§ **Task description**: Every line that includes the word "FLAC" is to be listed.
## Start Input material
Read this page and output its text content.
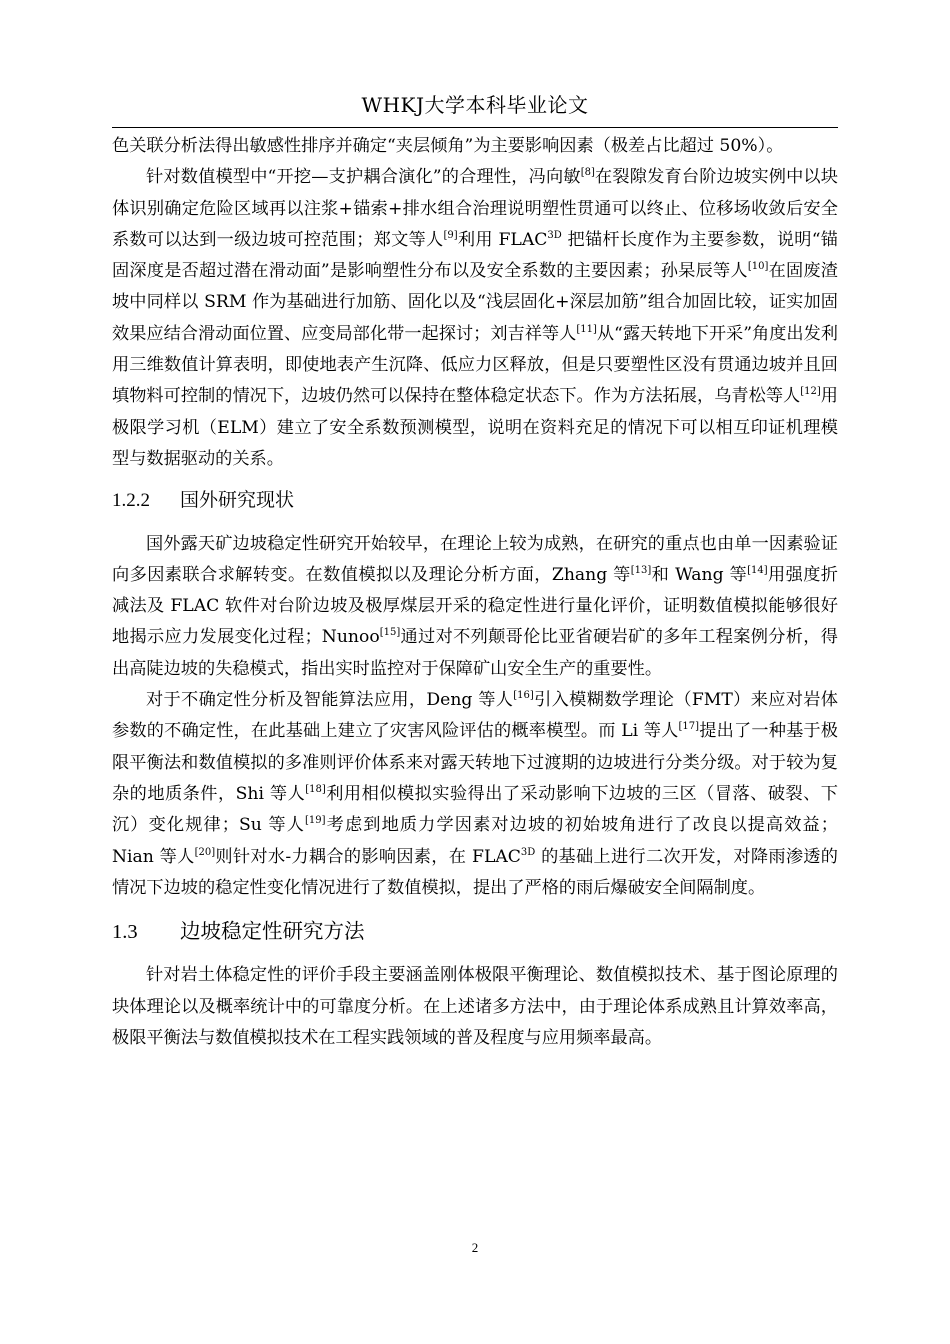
WHKJ大学本科毕业论文

色关联分析法得出敏感性排序并确定“夹层倾角”为主要影响因素（极差占比超过 50%）。

针对数值模型中“开挖—支护耦合演化”的合理性，冯向敏[8]在裂隙发育台阶边坡实例中以块体识别确定危险区域再以注浆+锚索+排水组合治理说明塑性贯通可以终止、位移场收敛后安全系数可以达到一级边坡可控范围；郑文等人[9]利用 $FLAC^{3D}$ 把锚杆长度作为主要参数，说明“锚固深度是否超过潜在滑动面”是影响塑性分布以及安全系数的主要因素；孙杲辰等人[10]在固废渣坡中同样以 SRM 作为基础进行加筋、固化以及“浅层固化+深层加筋”组合加固比较，证实加固效果应结合滑动面位置、应变局部化带一起探讨；刘吉祥等人[11]从“露天转地下开采”角度出发利用三维数值计算表明，即使地表产生沉降、低应力区释放，但是只要塑性区没有贯通边坡并且回填物料可控制的情况下，边坡仍然可以保持在整体稳定状态下。作为方法拓展，乌青松等人[12]用极限学习机（ELM）建立了安全系数预测模型，说明在资料充足的情况下可以相互印证机理模型与数据驱动的关系。

1.2.2 国外研究现状

国外露天矿边坡稳定性研究开始较早，在理论上较为成熟，在研究的重点也由单一因素验证向多因素联合求解转变。在数值模拟以及理论分析方面，Zhang 等[13]和 Wang 等[14]用强度折减法及 FLAC 软件对台阶边坡及极厚煤层开采的稳定性进行量化评价，证明数值模拟能够很好地揭示应力发展变化过程；Nunoo[15]通过对不列颠哥伦比亚省硬岩矿的多年工程案例分析，得出高陡边坡的失稳模式，指出实时监控对于保障矿山安全生产的重要性。

对于不确定性分析及智能算法应用，Deng 等人[16]引入模糊数学理论（FMT）来应对岩体参数的不确定性，在此基础上建立了灾害风险评估的概率模型。而 Li 等人[17]提出了一种基于极限平衡法和数值模拟的多准则评价体系来对露天转地下过渡期的边坡进行分类分级。对于较为复杂的地质条件，Shi 等人[18]利用相似模拟实验得出了采动影响下边坡的三区（冒落、破裂、下沉）变化规律；Su 等人[19]考虑到地质力学因素对边坡的初始坡角进行了改良以提高效益；Nian 等人[20]则针对水-力耦合的影响因素，在 $FLAC^{3D}$ 的基础上进行二次开发，对降雨渗透的情况下边坡的稳定性变化情况进行了数值模拟，提出了严格的雨后爆破安全间隔制度。

1.3 边坡稳定性研究方法

针对岩土体稳定性的评价手段主要涵盖刚体极限平衡理论、数值模拟技术、基于图论原理的块体理论以及概率统计中的可靠度分析。在上述诸多方法中，由于理论体系成熟且计算效率高，极限平衡法与数值模拟技术在工程实践领域的普及程度与应用频率最高。

2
## End Input material
§ **Output of the task**:
针对数值模型中“开挖—支护耦合演化”的合理性，冯向敏[8]在裂隙发育台阶边坡实例中以块体识别确定危险区域再以注浆+锚索+排水组合治理说明塑性贯通可以终止、位移场收敛后安全系数可以达到一级边坡可控范围；郑文等人[9]利用 $FLAC^{3D}$ 把锚杆长度作为主要参数，说明“锚固深度是否超过潜在滑动面”是影响塑性分布以及安全系数的主要因素；孙杲辰等人[10]在固废渣坡中同样以 SRM 作为基础进行加筋、固化以及“浅层固化+深层加筋”组合加固比较，证实加固效果应结合滑动面位置、应变局部化带一起探讨；刘吉祥等人[11]从“露天转地下开采”角度出发利用三维数值计算表明，即使地表产生沉降、低应力区释放，但是只要塑性区没有贯通边坡并且回填物料可控制的情况下，边坡仍然可以保持在整体稳定状态下。作为方法拓展，乌青松等人[12]用极限学习机（ELM）建立了安全系数预测模型，说明在资料充足的情况下可以相互印证机理模型与数据驱动的关系。
国外露天矿边坡稳定性研究开始较早，在理论上较为成熟，在研究的重点也由单一因素验证向多因素联合求解转变。在数值模拟以及理论分析方面，Zhang 等[13]和 Wang 等[14]用强度折减法及 FLAC 软件对台阶边坡及极厚煤层开采的稳定性进行量化评价，证明数值模拟能够很好地揭示应力发展变化过程；Nunoo[15]通过对不列颠哥伦比亚省硬岩矿的多年工程案例分析，得出高陡边坡的失稳模式，指出实时监控对于保障矿山安全生产的重要性。
对于不确定性分析及智能算法应用，Deng 等人[16]引入模糊数学理论（FMT）来应对岩体参数的不确定性，在此基础上建立了灾害风险评估的概率模型。而 Li 等人[17]提出了一种基于极限平衡法和数值模拟的多准则评价体系来对露天转地下过渡期的边坡进行分类分级。对于较为复杂的地质条件，Shi 等人[18]利用相似模拟实验得出了采动影响下边坡的三区（冒落、破裂、下沉）变化规律；Su 等人[19]考虑到地质力学因素对边坡的初始坡角进行了改良以提高效益；Nian 等人[20]则针对水-力耦合的影响因素，在 $FLAC^{3D}$ 的基础上进行二次开发，对降雨渗透的情况下边坡的稳定性变化情况进行了数值模拟，提出了严格的雨后爆破安全间隔制度。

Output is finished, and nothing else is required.